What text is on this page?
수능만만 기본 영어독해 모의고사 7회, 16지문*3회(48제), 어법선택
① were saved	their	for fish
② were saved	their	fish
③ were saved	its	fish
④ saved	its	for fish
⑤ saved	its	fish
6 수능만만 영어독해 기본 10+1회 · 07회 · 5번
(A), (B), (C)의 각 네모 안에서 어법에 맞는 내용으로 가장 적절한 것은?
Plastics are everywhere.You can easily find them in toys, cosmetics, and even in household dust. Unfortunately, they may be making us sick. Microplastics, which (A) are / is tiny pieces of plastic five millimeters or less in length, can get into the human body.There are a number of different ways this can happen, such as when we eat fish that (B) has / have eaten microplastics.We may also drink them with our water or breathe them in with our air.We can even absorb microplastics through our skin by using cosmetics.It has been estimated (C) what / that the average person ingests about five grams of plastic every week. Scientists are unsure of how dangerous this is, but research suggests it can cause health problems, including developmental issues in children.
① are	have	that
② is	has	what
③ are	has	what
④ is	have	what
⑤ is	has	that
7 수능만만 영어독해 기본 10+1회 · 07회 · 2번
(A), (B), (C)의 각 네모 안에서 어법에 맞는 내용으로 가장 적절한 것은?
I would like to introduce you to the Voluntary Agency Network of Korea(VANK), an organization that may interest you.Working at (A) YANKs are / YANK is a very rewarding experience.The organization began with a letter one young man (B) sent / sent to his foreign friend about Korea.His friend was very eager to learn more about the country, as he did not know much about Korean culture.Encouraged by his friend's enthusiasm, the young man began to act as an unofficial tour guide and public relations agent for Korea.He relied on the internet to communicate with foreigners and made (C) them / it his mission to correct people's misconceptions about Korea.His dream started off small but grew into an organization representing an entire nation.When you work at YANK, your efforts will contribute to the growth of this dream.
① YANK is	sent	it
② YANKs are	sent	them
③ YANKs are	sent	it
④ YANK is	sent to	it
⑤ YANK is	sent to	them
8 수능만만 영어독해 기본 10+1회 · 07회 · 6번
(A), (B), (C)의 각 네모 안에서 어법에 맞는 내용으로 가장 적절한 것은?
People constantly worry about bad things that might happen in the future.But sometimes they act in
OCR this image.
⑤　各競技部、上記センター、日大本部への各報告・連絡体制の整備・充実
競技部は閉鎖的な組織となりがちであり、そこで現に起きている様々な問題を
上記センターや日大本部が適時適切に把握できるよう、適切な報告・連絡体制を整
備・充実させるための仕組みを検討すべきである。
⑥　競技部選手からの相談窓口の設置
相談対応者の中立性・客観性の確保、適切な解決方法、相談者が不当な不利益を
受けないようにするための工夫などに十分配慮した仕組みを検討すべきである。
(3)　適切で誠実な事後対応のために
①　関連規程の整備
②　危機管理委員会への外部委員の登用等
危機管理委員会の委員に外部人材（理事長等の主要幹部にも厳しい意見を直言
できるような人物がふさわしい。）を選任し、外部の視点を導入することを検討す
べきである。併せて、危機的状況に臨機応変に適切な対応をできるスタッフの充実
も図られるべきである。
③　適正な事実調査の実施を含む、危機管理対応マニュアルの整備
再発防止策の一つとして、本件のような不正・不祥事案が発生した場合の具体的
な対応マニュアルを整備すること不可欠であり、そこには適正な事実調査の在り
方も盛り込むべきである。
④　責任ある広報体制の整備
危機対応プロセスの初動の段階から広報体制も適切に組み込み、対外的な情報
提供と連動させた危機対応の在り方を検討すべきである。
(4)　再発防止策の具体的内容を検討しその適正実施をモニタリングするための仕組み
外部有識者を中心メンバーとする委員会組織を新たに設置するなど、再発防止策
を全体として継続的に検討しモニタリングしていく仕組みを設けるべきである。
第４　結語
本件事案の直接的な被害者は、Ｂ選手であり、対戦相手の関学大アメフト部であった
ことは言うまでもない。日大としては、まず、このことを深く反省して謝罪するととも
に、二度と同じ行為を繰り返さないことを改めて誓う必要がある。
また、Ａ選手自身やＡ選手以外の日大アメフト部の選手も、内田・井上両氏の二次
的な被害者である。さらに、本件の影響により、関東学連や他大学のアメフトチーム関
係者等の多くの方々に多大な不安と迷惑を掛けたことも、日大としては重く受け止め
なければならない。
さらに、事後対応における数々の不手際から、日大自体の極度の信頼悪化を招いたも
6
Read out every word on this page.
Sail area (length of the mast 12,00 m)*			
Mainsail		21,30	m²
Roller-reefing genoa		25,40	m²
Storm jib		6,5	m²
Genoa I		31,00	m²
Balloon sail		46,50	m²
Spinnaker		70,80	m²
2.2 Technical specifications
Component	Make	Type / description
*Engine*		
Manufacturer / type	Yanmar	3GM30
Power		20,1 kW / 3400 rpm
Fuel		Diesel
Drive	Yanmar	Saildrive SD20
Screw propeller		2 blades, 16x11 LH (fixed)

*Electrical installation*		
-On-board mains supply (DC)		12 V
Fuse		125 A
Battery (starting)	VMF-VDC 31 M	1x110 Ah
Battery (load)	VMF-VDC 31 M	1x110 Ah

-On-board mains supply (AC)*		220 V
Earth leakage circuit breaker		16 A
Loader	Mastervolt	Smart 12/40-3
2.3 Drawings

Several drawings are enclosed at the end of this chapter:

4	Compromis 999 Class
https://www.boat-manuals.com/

## [WRITTEN REQUEST]
Your task is to repeat every line exactly.

## [ANSWER FOR THE TASK]
What text is on this page?
수능만만 기본 영어독해 모의고사 7회, 16지문*3회(48제), 어법선택
① were saved	their	for fish
② were saved	their	fish
③ were saved	its	fish
④ saved	its	for fish
⑤ saved	its	fish
6 수능만만 영어독해 기본 10+1회 · 07회 · 5번
(A), (B), (C)의 각 네모 안에서 어법에 맞는 내용으로 가장 적절한 것은?
Plastics are everywhere.You can easily find them in toys, cosmetics, and even in household dust. Unfortunately, they may be making us sick. Microplastics, which (A) are / is tiny pieces of plastic five millimeters or less in length, can get into the human body.There are a number of different ways this can happen, such as when we eat fish that (B) has / have eaten microplastics.We may also drink them with our water or breathe them in with our air.We can even absorb microplastics through our skin by using cosmetics.It has been estimated (C) what / that the average person ingests about five grams of plastic every week. Scientists are unsure of how dangerous this is, but research suggests it can cause health problems, including developmental issues in children.
① are	have	that
② is	has	what
③ are	has	what
④ is	have	what
⑤ is	has	that
7 수능만만 영어독해 기본 10+1회 · 07회 · 2번
(A), (B), (C)의 각 네모 안에서 어법에 맞는 내용으로 가장 적절한 것은?
I would like to introduce you to the Voluntary Agency Network of Korea(VANK), an organization that may interest you.Working at (A) YANKs are / YANK is a very rewarding experience.The organization began with a letter one young man (B) sent / sent to his foreign friend about Korea.His friend was very eager to learn more about the country, as he did not know much about Korean culture.Encouraged by his friend's enthusiasm, the young man began to act as an unofficial tour guide and public relations agent for Korea.He relied on the internet to communicate with foreigners and made (C) them / it his mission to correct people's misconceptions about Korea.His dream started off small but grew into an organization representing an entire nation.When you work at YANK, your efforts will contribute to the growth of this dream.
① YANK is	sent	it
② YANKs are	sent	them
③ YANKs are	sent	it
④ YANK is	sent to	it
⑤ YANK is	sent to	them
8 수능만만 영어독해 기본 10+1회 · 07회 · 6번
(A), (B), (C)의 각 네모 안에서 어법에 맞는 내용으로 가장 적절한 것은?
People constantly worry about bad things that might happen in the future.But sometimes they act in
OCR this image.
⑤　各競技部、上記センター、日大本部への各報告・連絡体制の整備・充実
競技部は閉鎖的な組織となりがちであり、そこで現に起きている様々な問題を
上記センターや日大本部が適時適切に把握できるよう、適切な報告・連絡体制を整
備・充実させるための仕組みを検討すべきである。
⑥　競技部選手からの相談窓口の設置
相談対応者の中立性・客観性の確保、適切な解決方法、相談者が不当な不利益を
受けないようにするための工夫などに十分配慮した仕組みを検討すべきである。
(3)　適切で誠実な事後対応のために
①　関連規程の整備
②　危機管理委員会への外部委員の登用等
危機管理委員会の委員に外部人材（理事長等の主要幹部にも厳しい意見を直言
できるような人物がふさわしい。）を選任し、外部の視点を導入することを検討す
べきである。併せて、危機的状況に臨機応変に適切な対応をできるスタッフの充実
も図られるべきである。
③　適正な事実調査の実施を含む、危機管理対応マニュアルの整備
再発防止策の一つとして、本件のような不正・不祥事案が発生した場合の具体的
な対応マニュアルを整備すること不可欠であり、そこには適正な事実調査の在り
方も盛り込むべきである。
④　責任ある広報体制の整備
危機対応プロセスの初動の段階から広報体制も適切に組み込み、対外的な情報
提供と連動させた危機対応の在り方を検討すべきである。
(4)　再発防止策の具体的内容を検討しその適正実施をモニタリングするための仕組み
外部有識者を中心メンバーとする委員会組織を新たに設置するなど、再発防止策
を全体として継続的に検討しモニタリングしていく仕組みを設けるべきである。
第４　結語
本件事案の直接的な被害者は、Ｂ選手であり、対戦相手の関学大アメフト部であった
ことは言うまでもない。日大としては、まず、このことを深く反省して謝罪するととも
に、二度と同じ行為を繰り返さないことを改めて誓う必要がある。
また、Ａ選手自身やＡ選手以外の日大アメフト部の選手も、内田・井上両氏の二次
的な被害者である。さらに、本件の影響により、関東学連や他大学のアメフトチーム関
係者等の多くの方々に多大な不安と迷惑を掛けたことも、日大としては重く受け止め
なければならない。
さらに、事後対応における数々の不手際から、日大自体の極度の信頼悪化を招いたも
6
Read out every word on this page.
Sail area (length of the mast 12,00 m)*			
Mainsail		21,30	m²
Roller-reefing genoa		25,40	m²
Storm jib		6,5	m²
Genoa I		31,00	m²
Balloon sail		46,50	m²
Spinnaker		70,80	m²
2.2 Technical specifications
Component	Make	Type / description
*Engine*		
Manufacturer / type	Yanmar	3GM30
Power		20,1 kW / 3400 rpm
Fuel		Diesel
Drive	Yanmar	Saildrive SD20
Screw propeller		2 blades, 16x11 LH (fixed)

*Electrical installation*		
-On-board mains supply (DC)		12 V
Fuse		125 A
Battery (starting)	VMF-VDC 31 M	1x110 Ah
Battery (load)	VMF-VDC 31 M	1x110 Ah

-On-board mains supply (AC)*		220 V
Earth leakage circuit breaker		16 A
Loader	Mastervolt	Smart 12/40-3
2.3 Drawings

Several drawings are enclosed at the end of this chapter:

4	Compromis 999 Class
https://www.boat-manuals.com/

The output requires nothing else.